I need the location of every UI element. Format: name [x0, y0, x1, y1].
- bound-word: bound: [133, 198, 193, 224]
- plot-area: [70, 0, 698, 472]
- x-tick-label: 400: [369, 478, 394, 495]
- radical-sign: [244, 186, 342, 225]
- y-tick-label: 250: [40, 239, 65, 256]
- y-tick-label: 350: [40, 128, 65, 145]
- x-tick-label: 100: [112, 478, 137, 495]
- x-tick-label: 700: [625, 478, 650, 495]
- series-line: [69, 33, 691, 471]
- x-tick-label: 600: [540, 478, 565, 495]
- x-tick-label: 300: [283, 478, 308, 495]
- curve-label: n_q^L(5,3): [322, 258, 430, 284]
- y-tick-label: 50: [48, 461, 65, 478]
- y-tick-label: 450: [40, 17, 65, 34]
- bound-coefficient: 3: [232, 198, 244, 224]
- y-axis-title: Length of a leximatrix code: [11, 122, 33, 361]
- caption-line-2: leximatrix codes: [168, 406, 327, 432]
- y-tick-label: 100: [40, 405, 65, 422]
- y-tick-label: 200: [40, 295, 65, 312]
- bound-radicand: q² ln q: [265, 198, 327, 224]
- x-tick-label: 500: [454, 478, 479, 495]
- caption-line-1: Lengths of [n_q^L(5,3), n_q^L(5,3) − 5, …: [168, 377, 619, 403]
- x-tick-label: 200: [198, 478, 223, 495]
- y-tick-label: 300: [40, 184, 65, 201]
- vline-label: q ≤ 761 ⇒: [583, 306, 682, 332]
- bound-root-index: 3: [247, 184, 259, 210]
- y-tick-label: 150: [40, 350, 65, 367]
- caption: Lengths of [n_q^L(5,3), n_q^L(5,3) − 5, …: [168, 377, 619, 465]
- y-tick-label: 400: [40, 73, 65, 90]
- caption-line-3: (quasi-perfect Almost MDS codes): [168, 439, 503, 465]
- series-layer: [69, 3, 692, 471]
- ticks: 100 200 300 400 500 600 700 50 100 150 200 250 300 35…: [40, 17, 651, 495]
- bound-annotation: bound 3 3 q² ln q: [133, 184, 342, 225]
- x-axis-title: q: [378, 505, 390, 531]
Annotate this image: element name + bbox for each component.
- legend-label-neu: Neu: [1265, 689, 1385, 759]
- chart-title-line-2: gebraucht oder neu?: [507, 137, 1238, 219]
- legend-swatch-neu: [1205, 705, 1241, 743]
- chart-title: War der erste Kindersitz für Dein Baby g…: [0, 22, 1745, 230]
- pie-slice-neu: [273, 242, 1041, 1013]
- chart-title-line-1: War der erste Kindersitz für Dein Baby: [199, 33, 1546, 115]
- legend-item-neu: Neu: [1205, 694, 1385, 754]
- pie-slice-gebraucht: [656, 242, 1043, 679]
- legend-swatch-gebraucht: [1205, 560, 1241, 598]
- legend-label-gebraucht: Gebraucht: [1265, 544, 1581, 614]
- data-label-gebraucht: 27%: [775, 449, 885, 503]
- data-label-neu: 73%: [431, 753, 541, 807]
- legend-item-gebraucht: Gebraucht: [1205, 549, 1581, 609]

******************************

> _Exercise task_
Copy all of the records above word for word, line by line.

> _Solution_
I need the location of every UI element. Format: name [x0, y0, x1, y1].
- bound-word: bound: [133, 198, 193, 224]
- plot-area: [70, 0, 698, 472]
- x-tick-label: 400: [369, 478, 394, 495]
- radical-sign: [244, 186, 342, 225]
- y-tick-label: 250: [40, 239, 65, 256]
- y-tick-label: 350: [40, 128, 65, 145]
- x-tick-label: 100: [112, 478, 137, 495]
- x-tick-label: 700: [625, 478, 650, 495]
- series-line: [69, 33, 691, 471]
- x-tick-label: 600: [540, 478, 565, 495]
- x-tick-label: 300: [283, 478, 308, 495]
- curve-label: n_q^L(5,3): [322, 258, 430, 284]
- y-tick-label: 50: [48, 461, 65, 478]
- y-tick-label: 450: [40, 17, 65, 34]
- bound-coefficient: 3: [232, 198, 244, 224]
- y-axis-title: Length of a leximatrix code: [11, 122, 33, 361]
- caption-line-2: leximatrix codes: [168, 406, 327, 432]
- y-tick-label: 100: [40, 405, 65, 422]
- y-tick-label: 200: [40, 295, 65, 312]
- bound-radicand: q² ln q: [265, 198, 327, 224]
- x-tick-label: 500: [454, 478, 479, 495]
- caption-line-1: Lengths of [n_q^L(5,3), n_q^L(5,3) − 5, …: [168, 377, 619, 403]
- x-tick-label: 200: [198, 478, 223, 495]
- y-tick-label: 300: [40, 184, 65, 201]
- vline-label: q ≤ 761 ⇒: [583, 306, 682, 332]
- bound-root-index: 3: [247, 184, 259, 210]
- y-tick-label: 150: [40, 350, 65, 367]
- caption: Lengths of [n_q^L(5,3), n_q^L(5,3) − 5, …: [168, 377, 619, 465]
- y-tick-label: 400: [40, 73, 65, 90]
- caption-line-3: (quasi-perfect Almost MDS codes): [168, 439, 503, 465]
- series-layer: [69, 3, 692, 471]
- ticks: 100 200 300 400 500 600 700 50 100 150 200 250 300 35…: [40, 17, 651, 495]
- bound-annotation: bound 3 3 q² ln q: [133, 184, 342, 225]
- x-axis-title: q: [378, 505, 390, 531]
Annotate this image: element name + bbox for each component.
- legend-label-neu: Neu: [1265, 689, 1385, 759]
- chart-title-line-2: gebraucht oder neu?: [507, 137, 1238, 219]
- legend-swatch-neu: [1205, 705, 1241, 743]
- chart-title: War der erste Kindersitz für Dein Baby g…: [0, 22, 1745, 230]
- pie-slice-neu: [273, 242, 1041, 1013]
- chart-title-line-1: War der erste Kindersitz für Dein Baby: [199, 33, 1546, 115]
- legend-item-neu: Neu: [1205, 694, 1385, 754]
- pie-slice-gebraucht: [656, 242, 1043, 679]
- legend-swatch-gebraucht: [1205, 560, 1241, 598]
- legend-label-gebraucht: Gebraucht: [1265, 544, 1581, 614]
- data-label-gebraucht: 27%: [775, 449, 885, 503]
- data-label-neu: 73%: [431, 753, 541, 807]
- legend-item-gebraucht: Gebraucht: [1205, 549, 1581, 609]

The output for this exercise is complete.